Goal of the exercise: Omit the pictures, please, and give each record below again exactly.

Listed records:
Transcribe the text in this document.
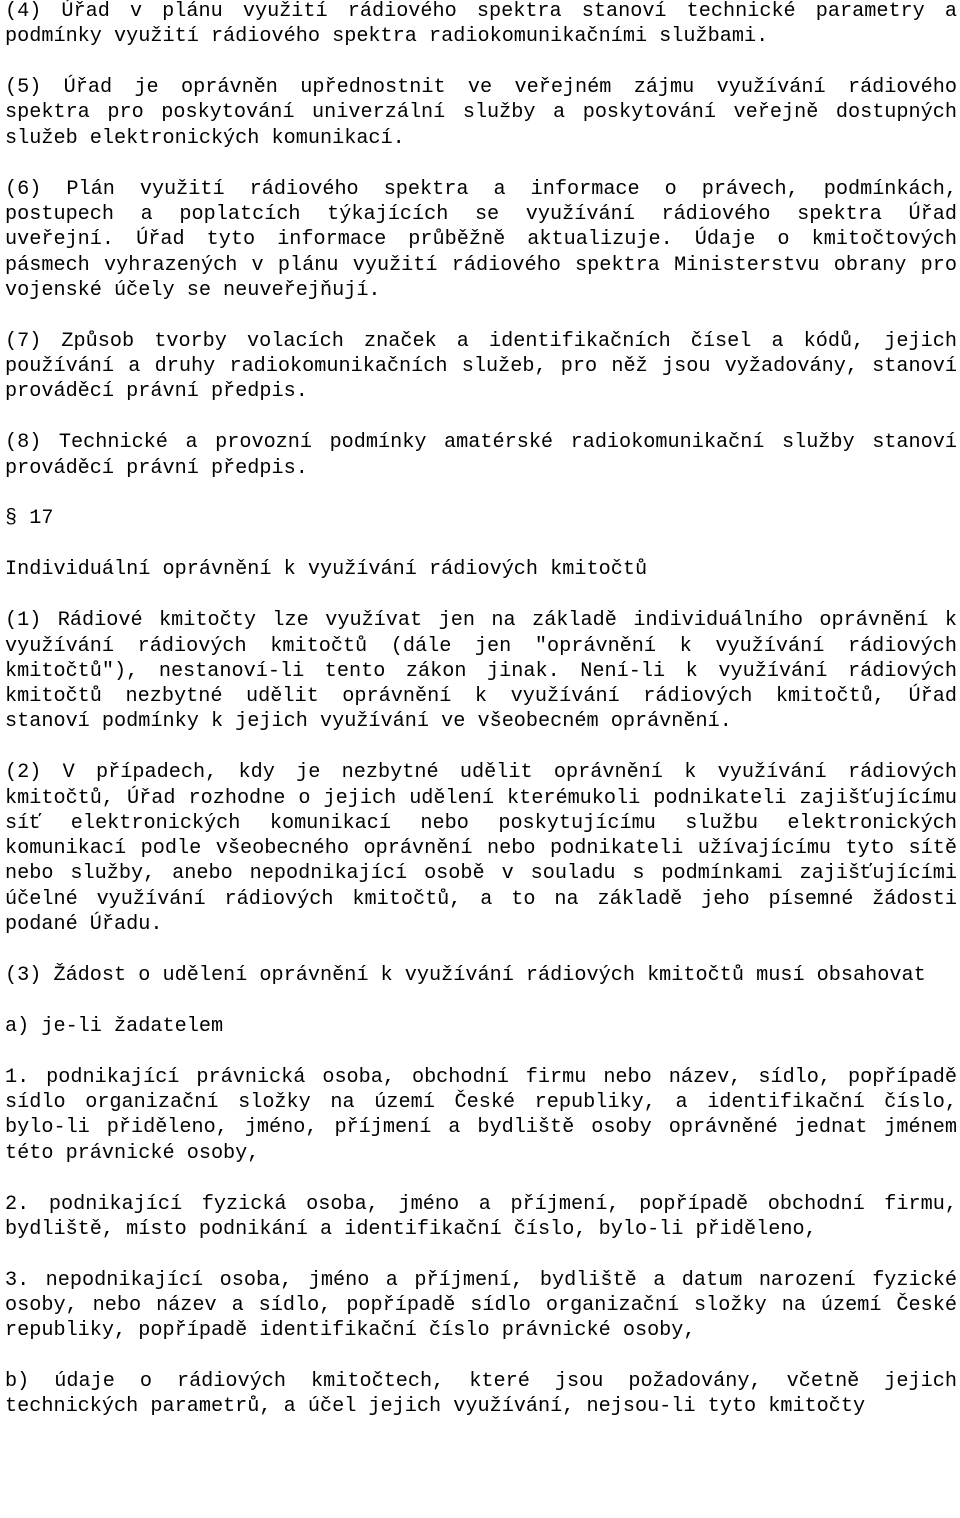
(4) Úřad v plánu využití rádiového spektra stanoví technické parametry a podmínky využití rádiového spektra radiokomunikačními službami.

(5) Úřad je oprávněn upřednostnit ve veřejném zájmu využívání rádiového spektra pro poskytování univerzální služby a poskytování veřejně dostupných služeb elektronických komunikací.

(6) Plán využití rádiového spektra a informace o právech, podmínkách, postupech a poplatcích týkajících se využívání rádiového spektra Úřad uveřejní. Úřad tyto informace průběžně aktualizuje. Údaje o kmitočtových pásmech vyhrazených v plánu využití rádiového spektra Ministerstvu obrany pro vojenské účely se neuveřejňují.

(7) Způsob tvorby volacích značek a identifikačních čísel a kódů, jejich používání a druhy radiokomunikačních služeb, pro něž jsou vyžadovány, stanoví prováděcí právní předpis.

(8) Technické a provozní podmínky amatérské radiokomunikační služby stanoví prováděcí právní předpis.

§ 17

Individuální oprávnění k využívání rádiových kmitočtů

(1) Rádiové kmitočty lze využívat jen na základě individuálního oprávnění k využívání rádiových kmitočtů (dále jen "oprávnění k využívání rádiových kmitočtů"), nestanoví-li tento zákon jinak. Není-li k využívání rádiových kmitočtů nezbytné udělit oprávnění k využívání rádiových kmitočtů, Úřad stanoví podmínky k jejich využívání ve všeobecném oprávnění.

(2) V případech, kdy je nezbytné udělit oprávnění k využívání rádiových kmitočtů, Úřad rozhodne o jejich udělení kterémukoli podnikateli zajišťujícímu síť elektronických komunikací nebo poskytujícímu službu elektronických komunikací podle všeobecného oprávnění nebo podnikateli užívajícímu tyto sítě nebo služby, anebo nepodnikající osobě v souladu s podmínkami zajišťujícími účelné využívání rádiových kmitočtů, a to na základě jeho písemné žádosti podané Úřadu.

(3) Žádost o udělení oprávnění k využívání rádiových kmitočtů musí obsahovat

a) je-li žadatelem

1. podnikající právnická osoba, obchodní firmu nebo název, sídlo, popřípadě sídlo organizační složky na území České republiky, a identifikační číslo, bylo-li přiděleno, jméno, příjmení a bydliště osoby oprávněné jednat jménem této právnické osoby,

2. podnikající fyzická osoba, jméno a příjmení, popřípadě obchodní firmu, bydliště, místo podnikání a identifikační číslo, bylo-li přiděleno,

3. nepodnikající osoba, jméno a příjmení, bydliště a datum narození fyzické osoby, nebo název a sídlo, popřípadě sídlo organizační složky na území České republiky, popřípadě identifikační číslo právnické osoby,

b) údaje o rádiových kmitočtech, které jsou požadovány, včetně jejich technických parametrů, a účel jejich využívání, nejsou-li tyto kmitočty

Correct response:
Transcribe the text in this document.
(4) Úřad v plánu využití rádiového spektra stanoví technické parametry a podmínky využití rádiového spektra radiokomunikačními službami.

(5) Úřad je oprávněn upřednostnit ve veřejném zájmu využívání rádiového spektra pro poskytování univerzální služby a poskytování veřejně dostupných služeb elektronických komunikací.

(6) Plán využití rádiového spektra a informace o právech, podmínkách, postupech a poplatcích týkajících se využívání rádiového spektra Úřad uveřejní. Úřad tyto informace průběžně aktualizuje. Údaje o kmitočtových pásmech vyhrazených v plánu využití rádiového spektra Ministerstvu obrany pro vojenské účely se neuveřejňují.

(7) Způsob tvorby volacích značek a identifikačních čísel a kódů, jejich používání a druhy radiokomunikačních služeb, pro něž jsou vyžadovány, stanoví prováděcí právní předpis.

(8) Technické a provozní podmínky amatérské radiokomunikační služby stanoví prováděcí právní předpis.

§ 17

Individuální oprávnění k využívání rádiových kmitočtů

(1) Rádiové kmitočty lze využívat jen na základě individuálního oprávnění k využívání rádiových kmitočtů (dále jen "oprávnění k využívání rádiových kmitočtů"), nestanoví-li tento zákon jinak. Není-li k využívání rádiových kmitočtů nezbytné udělit oprávnění k využívání rádiových kmitočtů, Úřad stanoví podmínky k jejich využívání ve všeobecném oprávnění.

(2) V případech, kdy je nezbytné udělit oprávnění k využívání rádiových kmitočtů, Úřad rozhodne o jejich udělení kterémukoli podnikateli zajišťujícímu síť elektronických komunikací nebo poskytujícímu službu elektronických komunikací podle všeobecného oprávnění nebo podnikateli užívajícímu tyto sítě nebo služby, anebo nepodnikající osobě v souladu s podmínkami zajišťujícími účelné využívání rádiových kmitočtů, a to na základě jeho písemné žádosti podané Úřadu.

(3) Žádost o udělení oprávnění k využívání rádiových kmitočtů musí obsahovat

a) je-li žadatelem

1. podnikající právnická osoba, obchodní firmu nebo název, sídlo, popřípadě sídlo organizační složky na území České republiky, a identifikační číslo, bylo-li přiděleno, jméno, příjmení a bydliště osoby oprávněné jednat jménem této právnické osoby,

2. podnikající fyzická osoba, jméno a příjmení, popřípadě obchodní firmu, bydliště, místo podnikání a identifikační číslo, bylo-li přiděleno,

3. nepodnikající osoba, jméno a příjmení, bydliště a datum narození fyzické osoby, nebo název a sídlo, popřípadě sídlo organizační složky na území České republiky, popřípadě identifikační číslo právnické osoby,

b) údaje o rádiových kmitočtech, které jsou požadovány, včetně jejich technických parametrů, a účel jejich využívání, nejsou-li tyto kmitočty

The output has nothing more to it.